EXERCISE DIRECTIONS – Exact repetition is required: output every record in full.
* Begin DATA FOR THIS TASK *
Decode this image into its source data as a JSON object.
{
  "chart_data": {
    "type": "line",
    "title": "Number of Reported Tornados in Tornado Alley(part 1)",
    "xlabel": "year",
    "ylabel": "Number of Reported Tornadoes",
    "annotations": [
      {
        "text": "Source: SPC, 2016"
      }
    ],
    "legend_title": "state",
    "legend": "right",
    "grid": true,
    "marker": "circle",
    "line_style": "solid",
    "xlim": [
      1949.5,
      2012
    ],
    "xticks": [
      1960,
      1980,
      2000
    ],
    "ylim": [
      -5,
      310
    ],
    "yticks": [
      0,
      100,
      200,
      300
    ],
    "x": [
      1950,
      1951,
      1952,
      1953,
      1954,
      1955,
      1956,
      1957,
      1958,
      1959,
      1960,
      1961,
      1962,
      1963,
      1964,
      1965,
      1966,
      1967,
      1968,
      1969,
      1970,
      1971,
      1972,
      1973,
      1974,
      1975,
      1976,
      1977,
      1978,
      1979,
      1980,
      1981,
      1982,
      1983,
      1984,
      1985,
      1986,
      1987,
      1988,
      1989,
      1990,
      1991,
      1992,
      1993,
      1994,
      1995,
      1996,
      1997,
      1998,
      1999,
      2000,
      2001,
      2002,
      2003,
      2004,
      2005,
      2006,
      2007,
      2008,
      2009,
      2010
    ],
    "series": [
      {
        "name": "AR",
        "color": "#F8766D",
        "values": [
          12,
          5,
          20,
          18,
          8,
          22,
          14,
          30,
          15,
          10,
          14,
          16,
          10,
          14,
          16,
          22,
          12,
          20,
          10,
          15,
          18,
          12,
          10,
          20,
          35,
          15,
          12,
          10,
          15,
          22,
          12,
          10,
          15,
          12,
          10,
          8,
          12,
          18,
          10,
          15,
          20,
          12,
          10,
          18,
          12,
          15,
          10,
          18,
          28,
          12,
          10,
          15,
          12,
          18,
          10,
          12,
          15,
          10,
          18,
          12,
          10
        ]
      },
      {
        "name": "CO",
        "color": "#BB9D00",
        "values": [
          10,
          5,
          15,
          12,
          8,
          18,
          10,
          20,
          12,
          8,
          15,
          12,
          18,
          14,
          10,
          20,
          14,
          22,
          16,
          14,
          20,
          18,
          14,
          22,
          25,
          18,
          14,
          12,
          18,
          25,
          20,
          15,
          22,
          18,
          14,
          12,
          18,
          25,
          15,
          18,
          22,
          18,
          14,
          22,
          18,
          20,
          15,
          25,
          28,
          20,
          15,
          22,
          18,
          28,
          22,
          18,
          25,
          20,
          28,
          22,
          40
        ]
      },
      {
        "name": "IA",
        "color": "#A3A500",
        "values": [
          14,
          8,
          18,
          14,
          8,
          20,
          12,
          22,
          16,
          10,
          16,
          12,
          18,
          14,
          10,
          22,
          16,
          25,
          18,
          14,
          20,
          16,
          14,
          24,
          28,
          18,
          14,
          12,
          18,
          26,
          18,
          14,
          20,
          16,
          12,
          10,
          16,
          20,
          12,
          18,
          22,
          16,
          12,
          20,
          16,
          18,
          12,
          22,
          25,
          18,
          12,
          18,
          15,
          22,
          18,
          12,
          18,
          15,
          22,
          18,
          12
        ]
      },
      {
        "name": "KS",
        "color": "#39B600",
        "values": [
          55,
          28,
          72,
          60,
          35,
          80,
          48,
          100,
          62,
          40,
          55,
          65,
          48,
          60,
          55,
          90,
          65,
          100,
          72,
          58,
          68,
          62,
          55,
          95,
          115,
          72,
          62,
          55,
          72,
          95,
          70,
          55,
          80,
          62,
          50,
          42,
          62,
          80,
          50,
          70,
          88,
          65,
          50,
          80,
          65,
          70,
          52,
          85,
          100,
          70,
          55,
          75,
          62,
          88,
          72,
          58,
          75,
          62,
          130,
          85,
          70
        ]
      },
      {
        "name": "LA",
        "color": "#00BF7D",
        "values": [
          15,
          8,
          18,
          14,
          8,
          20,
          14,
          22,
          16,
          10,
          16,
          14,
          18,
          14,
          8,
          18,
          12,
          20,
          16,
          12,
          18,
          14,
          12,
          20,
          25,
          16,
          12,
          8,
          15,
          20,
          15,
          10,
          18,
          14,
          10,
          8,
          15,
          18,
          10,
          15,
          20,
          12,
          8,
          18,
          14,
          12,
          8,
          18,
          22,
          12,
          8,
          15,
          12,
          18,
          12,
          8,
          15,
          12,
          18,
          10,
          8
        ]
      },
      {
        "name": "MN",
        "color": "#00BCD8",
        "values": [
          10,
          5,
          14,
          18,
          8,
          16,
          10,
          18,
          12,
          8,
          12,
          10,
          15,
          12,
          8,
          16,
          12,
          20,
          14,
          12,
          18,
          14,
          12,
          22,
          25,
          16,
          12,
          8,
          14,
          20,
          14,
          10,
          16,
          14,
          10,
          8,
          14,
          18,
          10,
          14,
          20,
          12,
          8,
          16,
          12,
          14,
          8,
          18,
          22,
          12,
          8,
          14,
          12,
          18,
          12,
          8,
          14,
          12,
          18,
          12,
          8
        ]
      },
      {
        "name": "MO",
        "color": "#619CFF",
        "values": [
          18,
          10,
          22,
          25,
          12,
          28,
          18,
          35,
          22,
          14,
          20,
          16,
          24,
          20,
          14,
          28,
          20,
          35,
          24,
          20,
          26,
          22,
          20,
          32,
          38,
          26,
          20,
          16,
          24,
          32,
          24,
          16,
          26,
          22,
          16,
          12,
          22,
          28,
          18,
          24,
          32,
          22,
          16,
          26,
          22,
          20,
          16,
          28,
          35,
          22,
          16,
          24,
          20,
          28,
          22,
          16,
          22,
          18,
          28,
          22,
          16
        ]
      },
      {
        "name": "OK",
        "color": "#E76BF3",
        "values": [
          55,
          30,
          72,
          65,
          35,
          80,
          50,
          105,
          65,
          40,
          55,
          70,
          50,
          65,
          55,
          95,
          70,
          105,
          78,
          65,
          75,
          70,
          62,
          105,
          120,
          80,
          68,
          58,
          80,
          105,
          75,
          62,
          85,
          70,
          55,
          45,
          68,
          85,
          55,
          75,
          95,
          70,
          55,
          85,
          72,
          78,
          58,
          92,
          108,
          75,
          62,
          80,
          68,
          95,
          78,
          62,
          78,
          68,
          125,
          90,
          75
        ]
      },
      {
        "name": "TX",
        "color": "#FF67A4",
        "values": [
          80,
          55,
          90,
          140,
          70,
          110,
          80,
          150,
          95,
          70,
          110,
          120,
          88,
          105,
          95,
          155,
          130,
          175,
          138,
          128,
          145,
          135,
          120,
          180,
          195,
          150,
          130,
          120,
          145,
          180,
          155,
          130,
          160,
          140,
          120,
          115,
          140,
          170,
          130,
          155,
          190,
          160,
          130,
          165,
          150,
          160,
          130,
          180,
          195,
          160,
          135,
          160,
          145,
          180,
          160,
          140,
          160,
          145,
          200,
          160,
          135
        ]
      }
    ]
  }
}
* End DATA FOR THIS TASK *
ANSWER TO THE PROBLEM –
Decode this image into its source data as a JSON object.
{
  "chart_data": {
    "type": "line",
    "title": "Number of Reported Tornados in Tornado Alley(part 1)",
    "xlabel": "year",
    "ylabel": "Number of Reported Tornadoes",
    "annotations": [
      {
        "text": "Source: SPC, 2016"
      }
    ],
    "legend_title": "state",
    "legend": "right",
    "grid": true,
    "marker": "circle",
    "line_style": "solid",
    "xlim": [
      1949.5,
      2012
    ],
    "xticks": [
      1960,
      1980,
      2000
    ],
    "ylim": [
      -5,
      310
    ],
    "yticks": [
      0,
      100,
      200,
      300
    ],
    "x": [
      1950,
      1951,
      1952,
      1953,
      1954,
      1955,
      1956,
      1957,
      1958,
      1959,
      1960,
      1961,
      1962,
      1963,
      1964,
      1965,
      1966,
      1967,
      1968,
      1969,
      1970,
      1971,
      1972,
      1973,
      1974,
      1975,
      1976,
      1977,
      1978,
      1979,
      1980,
      1981,
      1982,
      1983,
      1984,
      1985,
      1986,
      1987,
      1988,
      1989,
      1990,
      1991,
      1992,
      1993,
      1994,
      1995,
      1996,
      1997,
      1998,
      1999,
      2000,
      2001,
      2002,
      2003,
      2004,
      2005,
      2006,
      2007,
      2008,
      2009,
      2010
    ],
    "series": [
      {
        "name": "AR",
        "color": "#F8766D",
        "values": [
          12,
          5,
          20,
          18,
          8,
          22,
          14,
          30,
          15,
          10,
          14,
          16,
          10,
          14,
          16,
          22,
          12,
          20,
          10,
          15,
          18,
          12,
          10,
          20,
          35,
          15,
          12,
          10,
          15,
          22,
          12,
          10,
          15,
          12,
          10,
          8,
          12,
          18,
          10,
          15,
          20,
          12,
          10,
          18,
          12,
          15,
          10,
          18,
          28,
          12,
          10,
          15,
          12,
          18,
          10,
          12,
          15,
          10,
          18,
          12,
          10
        ]
      },
      {
        "name": "CO",
        "color": "#BB9D00",
        "values": [
          10,
          5,
          15,
          12,
          8,
          18,
          10,
          20,
          12,
          8,
          15,
          12,
          18,
          14,
          10,
          20,
          14,
          22,
          16,
          14,
          20,
          18,
          14,
          22,
          25,
          18,
          14,
          12,
          18,
          25,
          20,
          15,
          22,
          18,
          14,
          12,
          18,
          25,
          15,
          18,
          22,
          18,
          14,
          22,
          18,
          20,
          15,
          25,
          28,
          20,
          15,
          22,
          18,
          28,
          22,
          18,
          25,
          20,
          28,
          22,
          40
        ]
      },
      {
        "name": "IA",
        "color": "#A3A500",
        "values": [
          14,
          8,
          18,
          14,
          8,
          20,
          12,
          22,
          16,
          10,
          16,
          12,
          18,
          14,
          10,
          22,
          16,
          25,
          18,
          14,
          20,
          16,
          14,
          24,
          28,
          18,
          14,
          12,
          18,
          26,
          18,
          14,
          20,
          16,
          12,
          10,
          16,
          20,
          12,
          18,
          22,
          16,
          12,
          20,
          16,
          18,
          12,
          22,
          25,
          18,
          12,
          18,
          15,
          22,
          18,
          12,
          18,
          15,
          22,
          18,
          12
        ]
      },
      {
        "name": "KS",
        "color": "#39B600",
        "values": [
          55,
          28,
          72,
          60,
          35,
          80,
          48,
          100,
          62,
          40,
          55,
          65,
          48,
          60,
          55,
          90,
          65,
          100,
          72,
          58,
          68,
          62,
          55,
          95,
          115,
          72,
          62,
          55,
          72,
          95,
          70,
          55,
          80,
          62,
          50,
          42,
          62,
          80,
          50,
          70,
          88,
          65,
          50,
          80,
          65,
          70,
          52,
          85,
          100,
          70,
          55,
          75,
          62,
          88,
          72,
          58,
          75,
          62,
          130,
          85,
          70
        ]
      },
      {
        "name": "LA",
        "color": "#00BF7D",
        "values": [
          15,
          8,
          18,
          14,
          8,
          20,
          14,
          22,
          16,
          10,
          16,
          14,
          18,
          14,
          8,
          18,
          12,
          20,
          16,
          12,
          18,
          14,
          12,
          20,
          25,
          16,
          12,
          8,
          15,
          20,
          15,
          10,
          18,
          14,
          10,
          8,
          15,
          18,
          10,
          15,
          20,
          12,
          8,
          18,
          14,
          12,
          8,
          18,
          22,
          12,
          8,
          15,
          12,
          18,
          12,
          8,
          15,
          12,
          18,
          10,
          8
        ]
      },
      {
        "name": "MN",
        "color": "#00BCD8",
        "values": [
          10,
          5,
          14,
          18,
          8,
          16,
          10,
          18,
          12,
          8,
          12,
          10,
          15,
          12,
          8,
          16,
          12,
          20,
          14,
          12,
          18,
          14,
          12,
          22,
          25,
          16,
          12,
          8,
          14,
          20,
          14,
          10,
          16,
          14,
          10,
          8,
          14,
          18,
          10,
          14,
          20,
          12,
          8,
          16,
          12,
          14,
          8,
          18,
          22,
          12,
          8,
          14,
          12,
          18,
          12,
          8,
          14,
          12,
          18,
          12,
          8
        ]
      },
      {
        "name": "MO",
        "color": "#619CFF",
        "values": [
          18,
          10,
          22,
          25,
          12,
          28,
          18,
          35,
          22,
          14,
          20,
          16,
          24,
          20,
          14,
          28,
          20,
          35,
          24,
          20,
          26,
          22,
          20,
          32,
          38,
          26,
          20,
          16,
          24,
          32,
          24,
          16,
          26,
          22,
          16,
          12,
          22,
          28,
          18,
          24,
          32,
          22,
          16,
          26,
          22,
          20,
          16,
          28,
          35,
          22,
          16,
          24,
          20,
          28,
          22,
          16,
          22,
          18,
          28,
          22,
          16
        ]
      },
      {
        "name": "OK",
        "color": "#E76BF3",
        "values": [
          55,
          30,
          72,
          65,
          35,
          80,
          50,
          105,
          65,
          40,
          55,
          70,
          50,
          65,
          55,
          95,
          70,
          105,
          78,
          65,
          75,
          70,
          62,
          105,
          120,
          80,
          68,
          58,
          80,
          105,
          75,
          62,
          85,
          70,
          55,
          45,
          68,
          85,
          55,
          75,
          95,
          70,
          55,
          85,
          72,
          78,
          58,
          92,
          108,
          75,
          62,
          80,
          68,
          95,
          78,
          62,
          78,
          68,
          125,
          90,
          75
        ]
      },
      {
        "name": "TX",
        "color": "#FF67A4",
        "values": [
          80,
          55,
          90,
          140,
          70,
          110,
          80,
          150,
          95,
          70,
          110,
          120,
          88,
          105,
          95,
          155,
          130,
          175,
          138,
          128,
          145,
          135,
          120,
          180,
          195,
          150,
          130,
          120,
          145,
          180,
          155,
          130,
          160,
          140,
          120,
          115,
          140,
          170,
          130,
          155,
          190,
          160,
          130,
          165,
          150,
          160,
          130,
          180,
          195,
          160,
          135,
          160,
          145,
          180,
          160,
          140,
          160,
          145,
          200,
          160,
          135
        ]
      }
    ]
  }
}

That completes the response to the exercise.